** START Data entries **

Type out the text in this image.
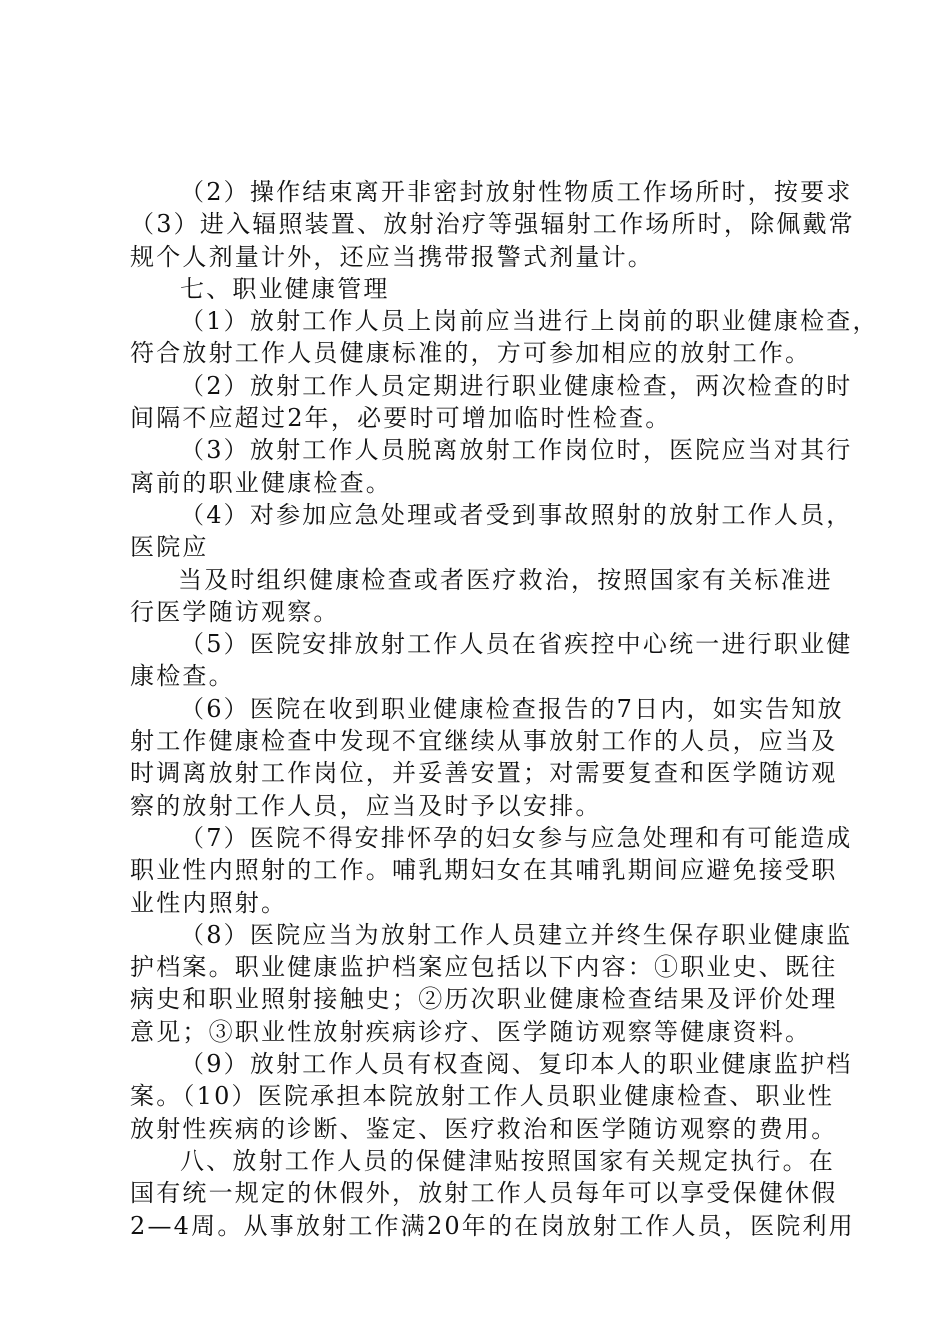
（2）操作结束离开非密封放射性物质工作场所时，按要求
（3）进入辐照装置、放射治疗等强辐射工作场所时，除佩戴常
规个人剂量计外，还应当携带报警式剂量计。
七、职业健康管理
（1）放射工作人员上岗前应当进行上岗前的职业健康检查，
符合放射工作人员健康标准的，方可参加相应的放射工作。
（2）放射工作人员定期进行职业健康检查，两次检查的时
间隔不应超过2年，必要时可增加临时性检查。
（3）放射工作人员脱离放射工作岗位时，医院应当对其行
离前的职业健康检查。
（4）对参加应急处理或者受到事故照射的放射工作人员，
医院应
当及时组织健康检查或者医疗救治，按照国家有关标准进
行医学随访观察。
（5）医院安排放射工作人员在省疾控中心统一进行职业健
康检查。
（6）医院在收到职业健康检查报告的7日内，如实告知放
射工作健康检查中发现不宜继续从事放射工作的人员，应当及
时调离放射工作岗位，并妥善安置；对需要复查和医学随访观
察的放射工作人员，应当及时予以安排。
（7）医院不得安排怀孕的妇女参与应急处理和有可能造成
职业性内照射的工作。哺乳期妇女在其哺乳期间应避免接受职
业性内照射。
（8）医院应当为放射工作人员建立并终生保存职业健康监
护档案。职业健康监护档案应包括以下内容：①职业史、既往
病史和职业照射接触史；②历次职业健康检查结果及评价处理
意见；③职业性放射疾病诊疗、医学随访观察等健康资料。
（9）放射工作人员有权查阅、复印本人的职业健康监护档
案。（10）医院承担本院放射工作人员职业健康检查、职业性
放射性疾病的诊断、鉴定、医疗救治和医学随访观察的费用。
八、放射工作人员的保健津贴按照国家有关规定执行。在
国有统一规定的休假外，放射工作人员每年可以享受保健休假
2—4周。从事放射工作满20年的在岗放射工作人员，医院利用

** END Data entries **
** START Data entries **

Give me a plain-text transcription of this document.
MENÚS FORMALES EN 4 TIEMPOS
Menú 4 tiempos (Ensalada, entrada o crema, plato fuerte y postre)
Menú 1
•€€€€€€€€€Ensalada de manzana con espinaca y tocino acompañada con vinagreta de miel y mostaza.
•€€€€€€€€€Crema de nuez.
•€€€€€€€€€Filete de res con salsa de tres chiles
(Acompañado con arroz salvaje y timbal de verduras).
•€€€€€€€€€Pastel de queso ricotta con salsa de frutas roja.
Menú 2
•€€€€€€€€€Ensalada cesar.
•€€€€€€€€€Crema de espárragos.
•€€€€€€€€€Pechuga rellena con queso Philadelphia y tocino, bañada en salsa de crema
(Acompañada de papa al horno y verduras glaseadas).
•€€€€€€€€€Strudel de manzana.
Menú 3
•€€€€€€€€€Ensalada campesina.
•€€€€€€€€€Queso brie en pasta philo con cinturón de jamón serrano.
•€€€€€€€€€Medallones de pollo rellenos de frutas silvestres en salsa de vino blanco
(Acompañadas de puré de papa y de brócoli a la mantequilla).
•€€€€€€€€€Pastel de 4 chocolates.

** END Data entries **

§ Problem to work on
Identify which lines contain the word "tocino" and copy each one.

§ Correct output
•€€€€€€€€€Ensalada de manzana con espinaca y tocino acompañada con vinagreta de miel y mostaza.
•€€€€€€€€€Pechuga rellena con queso Philadelphia y tocino, bañada en salsa de crema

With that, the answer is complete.